■ **Description of the task**
From the entries below, tally how many lines contain "Carbon" and report only that figure.

■ **Entries shown**
━━━━━━━━━━━━━━━━━━━━

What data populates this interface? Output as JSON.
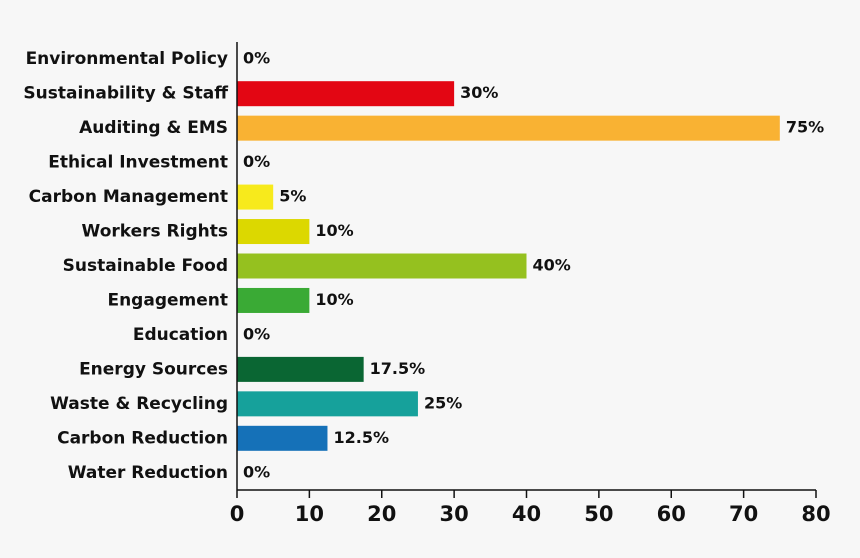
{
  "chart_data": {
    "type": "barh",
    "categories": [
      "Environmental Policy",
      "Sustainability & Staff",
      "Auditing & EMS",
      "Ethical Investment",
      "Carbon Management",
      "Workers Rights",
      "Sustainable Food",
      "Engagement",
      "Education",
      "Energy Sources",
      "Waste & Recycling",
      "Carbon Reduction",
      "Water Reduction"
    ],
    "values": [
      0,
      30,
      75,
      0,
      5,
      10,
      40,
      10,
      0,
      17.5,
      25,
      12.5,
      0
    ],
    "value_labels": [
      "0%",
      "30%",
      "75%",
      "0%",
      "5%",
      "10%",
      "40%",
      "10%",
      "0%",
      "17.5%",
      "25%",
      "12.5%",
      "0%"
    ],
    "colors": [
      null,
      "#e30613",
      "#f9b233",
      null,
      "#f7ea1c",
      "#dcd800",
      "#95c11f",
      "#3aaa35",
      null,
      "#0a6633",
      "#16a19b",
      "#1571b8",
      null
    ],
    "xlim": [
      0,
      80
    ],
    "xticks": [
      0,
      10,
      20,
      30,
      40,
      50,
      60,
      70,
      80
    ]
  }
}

━━━━━━━━━━━━━━━━━━━━

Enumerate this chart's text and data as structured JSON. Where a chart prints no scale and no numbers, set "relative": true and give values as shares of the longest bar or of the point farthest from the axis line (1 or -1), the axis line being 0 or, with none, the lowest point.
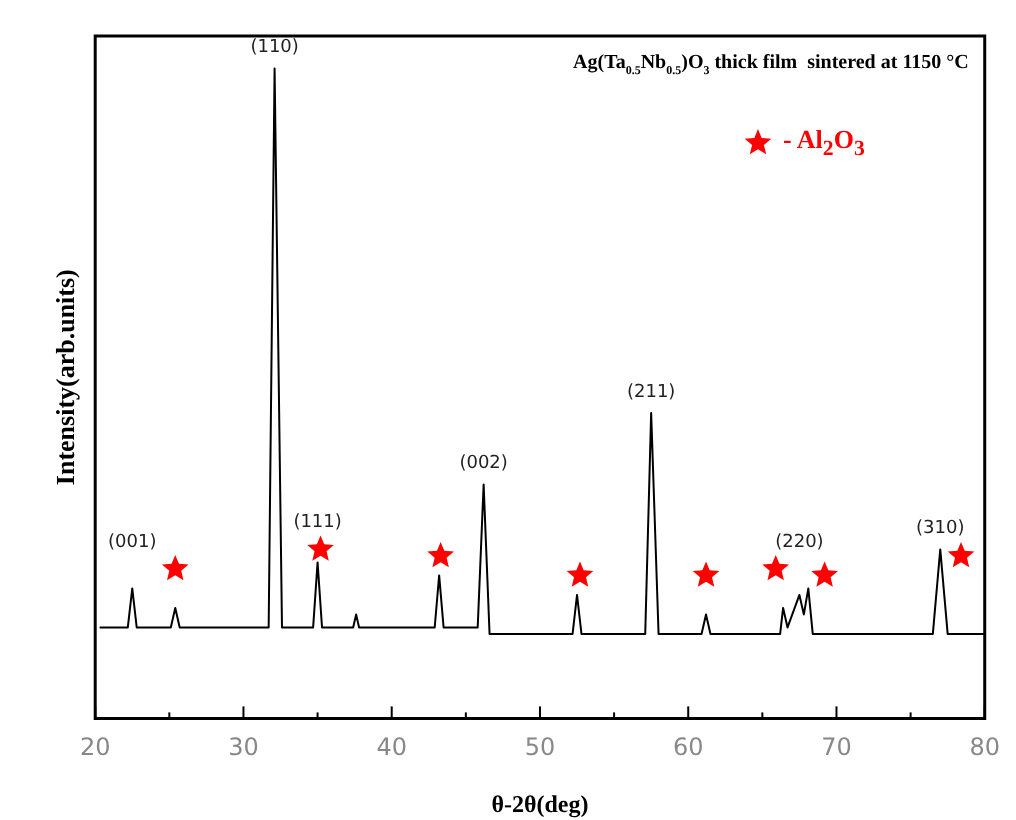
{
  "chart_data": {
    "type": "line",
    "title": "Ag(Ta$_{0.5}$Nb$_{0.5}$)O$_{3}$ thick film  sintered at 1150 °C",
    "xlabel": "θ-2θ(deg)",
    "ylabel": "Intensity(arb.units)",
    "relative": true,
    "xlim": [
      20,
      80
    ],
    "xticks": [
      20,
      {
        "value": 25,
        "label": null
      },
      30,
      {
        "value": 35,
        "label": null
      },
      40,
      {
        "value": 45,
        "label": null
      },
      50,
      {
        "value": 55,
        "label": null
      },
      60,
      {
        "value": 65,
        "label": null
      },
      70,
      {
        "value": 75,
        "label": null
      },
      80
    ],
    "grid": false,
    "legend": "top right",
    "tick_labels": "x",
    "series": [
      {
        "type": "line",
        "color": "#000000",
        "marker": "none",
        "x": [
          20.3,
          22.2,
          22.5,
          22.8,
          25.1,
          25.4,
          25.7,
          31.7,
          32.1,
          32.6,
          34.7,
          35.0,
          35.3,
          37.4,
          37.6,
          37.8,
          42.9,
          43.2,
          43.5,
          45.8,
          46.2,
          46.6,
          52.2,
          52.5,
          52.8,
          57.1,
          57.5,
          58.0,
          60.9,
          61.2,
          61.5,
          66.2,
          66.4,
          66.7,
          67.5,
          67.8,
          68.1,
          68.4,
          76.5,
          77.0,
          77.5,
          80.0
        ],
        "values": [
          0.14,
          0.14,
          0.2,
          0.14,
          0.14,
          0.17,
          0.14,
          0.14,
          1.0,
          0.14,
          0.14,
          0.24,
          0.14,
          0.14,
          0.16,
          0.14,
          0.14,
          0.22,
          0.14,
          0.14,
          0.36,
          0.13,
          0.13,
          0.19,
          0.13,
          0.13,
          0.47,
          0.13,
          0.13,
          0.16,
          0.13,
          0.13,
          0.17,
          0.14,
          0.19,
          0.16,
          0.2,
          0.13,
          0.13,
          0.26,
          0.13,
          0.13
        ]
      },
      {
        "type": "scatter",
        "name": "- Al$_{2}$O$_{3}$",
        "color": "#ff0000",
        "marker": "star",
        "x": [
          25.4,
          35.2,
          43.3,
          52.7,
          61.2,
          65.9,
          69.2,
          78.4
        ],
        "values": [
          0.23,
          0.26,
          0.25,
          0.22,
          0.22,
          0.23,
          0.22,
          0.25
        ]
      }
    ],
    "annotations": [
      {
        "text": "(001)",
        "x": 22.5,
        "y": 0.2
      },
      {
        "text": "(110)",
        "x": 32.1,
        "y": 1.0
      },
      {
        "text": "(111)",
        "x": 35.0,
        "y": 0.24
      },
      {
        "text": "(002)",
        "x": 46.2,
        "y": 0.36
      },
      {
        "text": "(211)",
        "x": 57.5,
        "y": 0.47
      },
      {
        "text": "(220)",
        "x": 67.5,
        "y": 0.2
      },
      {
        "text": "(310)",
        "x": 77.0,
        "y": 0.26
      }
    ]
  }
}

━━━━━━━━━━━━━━━━━━━━

■ **Written answer**
2